→ Exercise requirements
Collect all lines containing the word "name" from the data.

>>>

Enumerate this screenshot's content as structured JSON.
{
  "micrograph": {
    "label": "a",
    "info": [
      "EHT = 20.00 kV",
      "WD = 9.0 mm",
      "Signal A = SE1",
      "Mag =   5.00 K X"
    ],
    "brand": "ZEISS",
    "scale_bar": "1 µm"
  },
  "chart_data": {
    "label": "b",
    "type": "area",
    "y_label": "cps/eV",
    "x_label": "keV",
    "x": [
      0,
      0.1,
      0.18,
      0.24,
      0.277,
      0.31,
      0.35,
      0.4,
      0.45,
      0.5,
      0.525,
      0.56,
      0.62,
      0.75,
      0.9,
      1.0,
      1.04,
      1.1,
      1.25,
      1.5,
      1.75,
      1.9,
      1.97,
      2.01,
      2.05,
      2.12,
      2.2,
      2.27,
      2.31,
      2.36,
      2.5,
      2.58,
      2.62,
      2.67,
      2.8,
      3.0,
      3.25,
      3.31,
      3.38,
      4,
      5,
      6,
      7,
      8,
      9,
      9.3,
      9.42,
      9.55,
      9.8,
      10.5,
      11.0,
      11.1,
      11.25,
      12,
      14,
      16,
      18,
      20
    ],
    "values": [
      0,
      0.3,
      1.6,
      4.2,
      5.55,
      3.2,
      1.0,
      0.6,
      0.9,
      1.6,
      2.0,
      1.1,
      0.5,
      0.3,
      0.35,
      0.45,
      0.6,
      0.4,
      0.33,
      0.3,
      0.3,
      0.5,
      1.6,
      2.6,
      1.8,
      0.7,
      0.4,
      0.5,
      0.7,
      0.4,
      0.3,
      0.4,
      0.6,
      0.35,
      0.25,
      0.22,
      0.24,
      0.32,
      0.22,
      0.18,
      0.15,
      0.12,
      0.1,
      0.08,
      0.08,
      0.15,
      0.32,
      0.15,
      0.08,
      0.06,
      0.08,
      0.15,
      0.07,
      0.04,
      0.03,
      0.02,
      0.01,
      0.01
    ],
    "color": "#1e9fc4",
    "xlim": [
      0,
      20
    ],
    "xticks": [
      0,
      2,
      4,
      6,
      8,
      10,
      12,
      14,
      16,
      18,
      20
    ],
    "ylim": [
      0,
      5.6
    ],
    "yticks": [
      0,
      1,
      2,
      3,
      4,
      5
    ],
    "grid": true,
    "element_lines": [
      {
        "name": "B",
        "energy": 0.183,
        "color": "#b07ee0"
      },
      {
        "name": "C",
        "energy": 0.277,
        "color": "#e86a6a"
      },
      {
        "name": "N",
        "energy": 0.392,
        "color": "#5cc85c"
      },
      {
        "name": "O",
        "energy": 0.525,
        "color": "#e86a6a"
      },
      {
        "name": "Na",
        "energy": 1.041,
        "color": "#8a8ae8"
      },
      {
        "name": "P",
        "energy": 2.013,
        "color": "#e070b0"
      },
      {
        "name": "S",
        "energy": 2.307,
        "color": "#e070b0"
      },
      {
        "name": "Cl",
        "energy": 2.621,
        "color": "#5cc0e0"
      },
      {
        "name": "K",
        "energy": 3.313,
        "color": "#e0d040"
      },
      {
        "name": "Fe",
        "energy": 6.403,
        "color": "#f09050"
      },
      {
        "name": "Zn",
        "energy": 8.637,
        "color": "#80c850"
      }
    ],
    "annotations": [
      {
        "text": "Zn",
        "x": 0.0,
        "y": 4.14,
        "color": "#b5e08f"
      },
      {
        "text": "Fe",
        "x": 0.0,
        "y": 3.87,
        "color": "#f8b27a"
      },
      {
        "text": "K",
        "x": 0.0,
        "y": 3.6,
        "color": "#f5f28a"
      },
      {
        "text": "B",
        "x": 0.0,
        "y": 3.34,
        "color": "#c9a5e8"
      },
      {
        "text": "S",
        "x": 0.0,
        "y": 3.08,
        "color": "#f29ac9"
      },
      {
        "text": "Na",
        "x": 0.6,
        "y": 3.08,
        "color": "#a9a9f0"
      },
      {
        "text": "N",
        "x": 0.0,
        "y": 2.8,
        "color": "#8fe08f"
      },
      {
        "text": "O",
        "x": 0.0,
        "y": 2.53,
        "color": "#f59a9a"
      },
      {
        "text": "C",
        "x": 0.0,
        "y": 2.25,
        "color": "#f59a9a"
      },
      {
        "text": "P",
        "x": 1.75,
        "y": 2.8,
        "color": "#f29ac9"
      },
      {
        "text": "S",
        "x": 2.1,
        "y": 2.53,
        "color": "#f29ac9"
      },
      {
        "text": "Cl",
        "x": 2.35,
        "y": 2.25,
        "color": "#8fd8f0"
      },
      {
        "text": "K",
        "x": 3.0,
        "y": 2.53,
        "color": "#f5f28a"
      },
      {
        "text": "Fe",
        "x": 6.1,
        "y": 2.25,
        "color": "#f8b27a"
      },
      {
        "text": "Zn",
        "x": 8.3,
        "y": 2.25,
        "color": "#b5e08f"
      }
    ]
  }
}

<<<

→ Written answer
        "name": "B",
        "name": "C",
        "name": "N",
        "name": "O",
        "name": "Na",
        "name": "P",
        "name": "S",
        "name": "Cl",
        "name": "K",
        "name": "Fe",
        "name": "Zn",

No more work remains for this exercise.